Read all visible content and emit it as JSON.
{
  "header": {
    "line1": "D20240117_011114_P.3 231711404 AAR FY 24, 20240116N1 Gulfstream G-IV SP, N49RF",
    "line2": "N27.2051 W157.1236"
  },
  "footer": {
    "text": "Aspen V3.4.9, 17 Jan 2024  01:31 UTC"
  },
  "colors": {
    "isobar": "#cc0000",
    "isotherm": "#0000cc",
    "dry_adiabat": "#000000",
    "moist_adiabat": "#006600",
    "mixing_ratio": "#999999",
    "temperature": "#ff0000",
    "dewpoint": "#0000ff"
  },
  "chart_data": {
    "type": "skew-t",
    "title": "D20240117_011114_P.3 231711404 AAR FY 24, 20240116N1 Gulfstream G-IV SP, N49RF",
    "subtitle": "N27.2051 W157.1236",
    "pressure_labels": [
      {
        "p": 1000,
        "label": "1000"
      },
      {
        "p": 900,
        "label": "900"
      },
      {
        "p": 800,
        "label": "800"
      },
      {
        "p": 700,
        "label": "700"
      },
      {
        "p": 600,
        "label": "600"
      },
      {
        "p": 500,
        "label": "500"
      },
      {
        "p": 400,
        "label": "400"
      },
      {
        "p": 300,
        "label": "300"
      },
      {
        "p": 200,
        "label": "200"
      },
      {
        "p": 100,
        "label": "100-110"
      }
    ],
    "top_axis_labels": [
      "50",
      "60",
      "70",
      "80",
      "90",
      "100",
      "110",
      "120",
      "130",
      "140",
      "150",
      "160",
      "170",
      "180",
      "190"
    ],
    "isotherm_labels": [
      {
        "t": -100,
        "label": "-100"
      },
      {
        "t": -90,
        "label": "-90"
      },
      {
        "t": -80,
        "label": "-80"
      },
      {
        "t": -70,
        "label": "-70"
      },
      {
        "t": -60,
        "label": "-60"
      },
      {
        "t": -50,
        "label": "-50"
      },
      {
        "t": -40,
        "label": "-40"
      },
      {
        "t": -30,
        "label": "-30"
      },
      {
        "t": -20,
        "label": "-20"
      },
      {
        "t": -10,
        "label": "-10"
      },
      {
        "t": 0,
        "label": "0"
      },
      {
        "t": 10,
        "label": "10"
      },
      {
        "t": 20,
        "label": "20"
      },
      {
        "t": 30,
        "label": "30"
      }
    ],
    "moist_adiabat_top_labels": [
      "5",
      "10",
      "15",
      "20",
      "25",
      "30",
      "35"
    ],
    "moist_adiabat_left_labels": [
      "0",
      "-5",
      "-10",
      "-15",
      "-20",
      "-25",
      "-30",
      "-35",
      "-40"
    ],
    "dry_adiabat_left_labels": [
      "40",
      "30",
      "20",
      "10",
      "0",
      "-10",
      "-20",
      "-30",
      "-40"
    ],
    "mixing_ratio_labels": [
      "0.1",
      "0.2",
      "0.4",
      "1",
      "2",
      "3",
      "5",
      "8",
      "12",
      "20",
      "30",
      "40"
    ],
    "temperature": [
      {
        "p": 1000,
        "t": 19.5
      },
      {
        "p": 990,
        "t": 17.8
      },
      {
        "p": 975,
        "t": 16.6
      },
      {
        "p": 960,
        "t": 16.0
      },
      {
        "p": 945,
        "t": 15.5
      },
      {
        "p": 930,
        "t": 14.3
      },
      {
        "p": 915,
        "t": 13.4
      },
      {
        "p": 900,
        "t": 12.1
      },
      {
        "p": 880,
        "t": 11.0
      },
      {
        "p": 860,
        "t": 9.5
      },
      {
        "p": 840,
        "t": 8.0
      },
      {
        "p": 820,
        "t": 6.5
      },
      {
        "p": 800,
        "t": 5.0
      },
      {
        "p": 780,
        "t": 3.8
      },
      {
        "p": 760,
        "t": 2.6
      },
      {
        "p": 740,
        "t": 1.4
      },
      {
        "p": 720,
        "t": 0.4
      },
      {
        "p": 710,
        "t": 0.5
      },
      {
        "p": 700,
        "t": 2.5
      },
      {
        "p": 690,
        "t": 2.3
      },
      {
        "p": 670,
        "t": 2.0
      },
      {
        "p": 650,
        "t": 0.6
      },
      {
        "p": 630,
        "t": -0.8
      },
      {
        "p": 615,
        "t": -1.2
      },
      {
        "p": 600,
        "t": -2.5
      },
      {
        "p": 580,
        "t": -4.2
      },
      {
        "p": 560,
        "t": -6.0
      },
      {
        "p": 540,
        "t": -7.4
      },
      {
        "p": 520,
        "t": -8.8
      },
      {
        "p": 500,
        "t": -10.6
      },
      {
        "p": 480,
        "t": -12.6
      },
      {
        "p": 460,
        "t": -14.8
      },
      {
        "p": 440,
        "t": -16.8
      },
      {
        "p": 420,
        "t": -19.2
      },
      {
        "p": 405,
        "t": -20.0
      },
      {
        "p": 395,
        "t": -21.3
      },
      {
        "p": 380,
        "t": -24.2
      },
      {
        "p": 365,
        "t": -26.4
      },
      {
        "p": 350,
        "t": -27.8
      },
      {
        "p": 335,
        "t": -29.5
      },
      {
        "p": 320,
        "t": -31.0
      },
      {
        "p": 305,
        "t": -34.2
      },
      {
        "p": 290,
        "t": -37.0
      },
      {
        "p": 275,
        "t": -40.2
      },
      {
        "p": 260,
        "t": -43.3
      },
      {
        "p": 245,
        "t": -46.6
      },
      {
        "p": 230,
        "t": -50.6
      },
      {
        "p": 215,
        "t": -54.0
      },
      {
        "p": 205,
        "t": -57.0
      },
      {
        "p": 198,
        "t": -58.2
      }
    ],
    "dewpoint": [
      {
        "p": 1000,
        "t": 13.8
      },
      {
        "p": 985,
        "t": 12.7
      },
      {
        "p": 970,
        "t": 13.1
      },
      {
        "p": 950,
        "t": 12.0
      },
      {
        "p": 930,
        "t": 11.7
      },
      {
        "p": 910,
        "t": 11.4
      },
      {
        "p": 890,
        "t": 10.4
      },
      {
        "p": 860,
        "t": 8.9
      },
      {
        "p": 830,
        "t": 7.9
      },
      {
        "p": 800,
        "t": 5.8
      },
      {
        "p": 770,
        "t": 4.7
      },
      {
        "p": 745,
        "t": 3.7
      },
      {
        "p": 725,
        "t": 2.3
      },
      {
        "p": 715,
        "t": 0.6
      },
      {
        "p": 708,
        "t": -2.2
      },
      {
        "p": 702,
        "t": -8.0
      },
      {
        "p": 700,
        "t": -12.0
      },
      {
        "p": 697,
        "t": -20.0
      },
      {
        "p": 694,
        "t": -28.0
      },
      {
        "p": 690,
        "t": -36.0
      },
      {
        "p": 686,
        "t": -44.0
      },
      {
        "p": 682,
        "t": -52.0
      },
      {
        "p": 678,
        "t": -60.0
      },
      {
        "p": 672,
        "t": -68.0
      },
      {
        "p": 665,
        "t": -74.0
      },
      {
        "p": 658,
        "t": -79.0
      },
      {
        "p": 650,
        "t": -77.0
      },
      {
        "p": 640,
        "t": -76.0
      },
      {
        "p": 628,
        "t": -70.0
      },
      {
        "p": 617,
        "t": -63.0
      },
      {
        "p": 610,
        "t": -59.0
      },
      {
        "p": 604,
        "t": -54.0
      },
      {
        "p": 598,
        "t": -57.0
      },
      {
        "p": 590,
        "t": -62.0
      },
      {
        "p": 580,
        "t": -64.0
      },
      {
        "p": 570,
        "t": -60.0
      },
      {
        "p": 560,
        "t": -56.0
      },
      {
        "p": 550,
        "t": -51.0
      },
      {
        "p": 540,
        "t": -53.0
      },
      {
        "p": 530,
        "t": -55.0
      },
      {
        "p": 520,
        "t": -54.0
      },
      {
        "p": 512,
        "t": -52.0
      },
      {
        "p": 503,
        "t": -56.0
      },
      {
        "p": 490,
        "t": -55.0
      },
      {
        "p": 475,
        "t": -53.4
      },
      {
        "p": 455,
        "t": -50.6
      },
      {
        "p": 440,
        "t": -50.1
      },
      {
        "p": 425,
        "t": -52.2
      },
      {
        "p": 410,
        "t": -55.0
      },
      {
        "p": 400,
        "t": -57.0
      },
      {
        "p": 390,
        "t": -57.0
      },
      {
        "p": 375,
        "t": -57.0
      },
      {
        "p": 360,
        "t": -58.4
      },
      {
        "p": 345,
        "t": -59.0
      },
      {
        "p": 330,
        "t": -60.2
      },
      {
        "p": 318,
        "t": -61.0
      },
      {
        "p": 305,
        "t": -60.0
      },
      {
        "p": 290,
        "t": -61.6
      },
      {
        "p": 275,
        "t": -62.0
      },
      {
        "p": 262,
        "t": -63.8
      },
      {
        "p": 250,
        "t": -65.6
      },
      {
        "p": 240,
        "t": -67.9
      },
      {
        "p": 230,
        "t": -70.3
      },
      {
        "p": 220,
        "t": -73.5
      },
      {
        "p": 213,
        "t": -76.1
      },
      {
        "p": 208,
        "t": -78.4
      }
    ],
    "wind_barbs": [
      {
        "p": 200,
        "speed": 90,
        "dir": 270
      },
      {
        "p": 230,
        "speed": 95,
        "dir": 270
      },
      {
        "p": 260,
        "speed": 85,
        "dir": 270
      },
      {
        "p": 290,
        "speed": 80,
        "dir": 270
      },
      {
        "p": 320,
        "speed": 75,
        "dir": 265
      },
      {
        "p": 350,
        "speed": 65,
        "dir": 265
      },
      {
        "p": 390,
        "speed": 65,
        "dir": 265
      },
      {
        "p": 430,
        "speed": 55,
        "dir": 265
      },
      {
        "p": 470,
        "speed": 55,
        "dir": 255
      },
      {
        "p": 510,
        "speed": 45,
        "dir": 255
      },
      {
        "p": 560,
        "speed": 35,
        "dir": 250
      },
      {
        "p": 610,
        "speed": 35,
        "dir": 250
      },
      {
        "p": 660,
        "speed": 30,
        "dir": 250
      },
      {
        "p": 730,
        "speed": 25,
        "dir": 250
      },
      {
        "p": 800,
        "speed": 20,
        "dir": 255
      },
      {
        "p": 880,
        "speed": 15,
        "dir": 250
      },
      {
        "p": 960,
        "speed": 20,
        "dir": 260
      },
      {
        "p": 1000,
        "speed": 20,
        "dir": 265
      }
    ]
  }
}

Task details: Copy, from the material, each line that holds the string "Gulfstream".

Solution to this task:
    "line1": "D20240117_011114_P.3 231711404 AAR FY 24, 20240116N1 Gulfstream G-IV SP, N49RF",
    "title": "D20240117_011114_P.3 231711404 AAR FY 24, 20240116N1 Gulfstream G-IV SP, N49RF",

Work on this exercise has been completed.